REQUIRED WORK: Search the data for the string "track" and extract every line where it appears.

== MATERIAL SUPPLIED ==

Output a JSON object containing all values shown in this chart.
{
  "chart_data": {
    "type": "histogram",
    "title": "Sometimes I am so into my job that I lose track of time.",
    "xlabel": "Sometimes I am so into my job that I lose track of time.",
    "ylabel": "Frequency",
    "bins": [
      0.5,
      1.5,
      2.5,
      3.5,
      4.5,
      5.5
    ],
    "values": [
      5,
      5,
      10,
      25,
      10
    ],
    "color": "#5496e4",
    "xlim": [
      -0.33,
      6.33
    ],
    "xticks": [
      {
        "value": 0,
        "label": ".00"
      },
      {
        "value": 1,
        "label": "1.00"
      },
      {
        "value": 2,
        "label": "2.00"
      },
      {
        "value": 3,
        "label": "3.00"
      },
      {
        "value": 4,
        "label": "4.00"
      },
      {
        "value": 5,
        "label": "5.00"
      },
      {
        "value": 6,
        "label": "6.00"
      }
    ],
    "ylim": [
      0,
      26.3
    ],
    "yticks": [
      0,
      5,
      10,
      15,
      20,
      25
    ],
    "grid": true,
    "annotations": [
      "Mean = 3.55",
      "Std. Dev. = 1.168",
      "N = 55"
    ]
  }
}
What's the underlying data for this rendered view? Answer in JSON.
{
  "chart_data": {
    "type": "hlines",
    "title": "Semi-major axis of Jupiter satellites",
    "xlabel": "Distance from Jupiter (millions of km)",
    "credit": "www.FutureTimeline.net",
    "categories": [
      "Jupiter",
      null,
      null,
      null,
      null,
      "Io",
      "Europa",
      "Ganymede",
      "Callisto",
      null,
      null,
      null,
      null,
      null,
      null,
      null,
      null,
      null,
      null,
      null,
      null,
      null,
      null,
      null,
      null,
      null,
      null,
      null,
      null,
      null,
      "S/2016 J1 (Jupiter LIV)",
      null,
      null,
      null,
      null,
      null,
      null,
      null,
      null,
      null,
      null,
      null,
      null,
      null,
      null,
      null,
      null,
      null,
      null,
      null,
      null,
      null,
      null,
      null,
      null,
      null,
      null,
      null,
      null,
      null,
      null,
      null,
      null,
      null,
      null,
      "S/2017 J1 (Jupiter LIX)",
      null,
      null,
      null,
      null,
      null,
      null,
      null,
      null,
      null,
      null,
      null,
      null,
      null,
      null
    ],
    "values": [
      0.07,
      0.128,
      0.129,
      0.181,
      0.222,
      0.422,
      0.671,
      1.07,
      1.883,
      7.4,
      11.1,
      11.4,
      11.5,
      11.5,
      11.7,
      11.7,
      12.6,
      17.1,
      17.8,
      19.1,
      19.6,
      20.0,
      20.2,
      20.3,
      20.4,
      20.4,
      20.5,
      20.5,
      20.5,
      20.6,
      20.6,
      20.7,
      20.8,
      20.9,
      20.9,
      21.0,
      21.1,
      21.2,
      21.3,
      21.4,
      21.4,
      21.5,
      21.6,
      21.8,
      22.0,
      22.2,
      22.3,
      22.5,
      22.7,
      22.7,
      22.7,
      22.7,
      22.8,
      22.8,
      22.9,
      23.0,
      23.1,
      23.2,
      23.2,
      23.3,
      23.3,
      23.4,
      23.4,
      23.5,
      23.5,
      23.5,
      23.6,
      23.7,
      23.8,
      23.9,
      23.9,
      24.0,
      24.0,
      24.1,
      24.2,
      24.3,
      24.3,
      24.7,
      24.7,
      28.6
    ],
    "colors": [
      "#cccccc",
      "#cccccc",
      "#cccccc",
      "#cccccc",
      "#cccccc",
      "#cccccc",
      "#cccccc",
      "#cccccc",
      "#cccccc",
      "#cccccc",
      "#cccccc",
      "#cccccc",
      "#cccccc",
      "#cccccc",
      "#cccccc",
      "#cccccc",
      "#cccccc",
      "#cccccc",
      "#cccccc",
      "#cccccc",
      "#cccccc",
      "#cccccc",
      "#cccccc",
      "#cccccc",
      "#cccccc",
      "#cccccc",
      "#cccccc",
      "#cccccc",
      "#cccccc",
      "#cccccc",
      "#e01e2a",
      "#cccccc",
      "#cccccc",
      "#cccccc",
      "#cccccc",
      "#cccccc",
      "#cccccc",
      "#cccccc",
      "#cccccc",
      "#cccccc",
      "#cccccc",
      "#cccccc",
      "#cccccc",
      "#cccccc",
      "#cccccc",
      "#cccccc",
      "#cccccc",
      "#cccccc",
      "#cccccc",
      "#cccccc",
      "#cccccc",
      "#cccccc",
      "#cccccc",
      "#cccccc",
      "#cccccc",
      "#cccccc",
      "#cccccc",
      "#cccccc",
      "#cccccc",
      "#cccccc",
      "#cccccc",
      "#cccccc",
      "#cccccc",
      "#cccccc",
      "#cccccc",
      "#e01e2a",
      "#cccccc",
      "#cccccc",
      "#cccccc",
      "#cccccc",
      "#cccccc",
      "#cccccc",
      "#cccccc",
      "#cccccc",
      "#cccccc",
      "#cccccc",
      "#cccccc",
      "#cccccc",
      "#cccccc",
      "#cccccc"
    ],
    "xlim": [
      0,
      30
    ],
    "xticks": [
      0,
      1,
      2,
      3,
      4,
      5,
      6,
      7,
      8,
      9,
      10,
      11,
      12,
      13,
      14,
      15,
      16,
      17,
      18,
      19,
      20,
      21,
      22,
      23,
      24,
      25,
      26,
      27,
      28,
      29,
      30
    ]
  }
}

===

WRITTEN SOLUTION:
    "title": "Sometimes I am so into my job that I lose track of time.",
    "xlabel": "Sometimes I am so into my job that I lose track of time.",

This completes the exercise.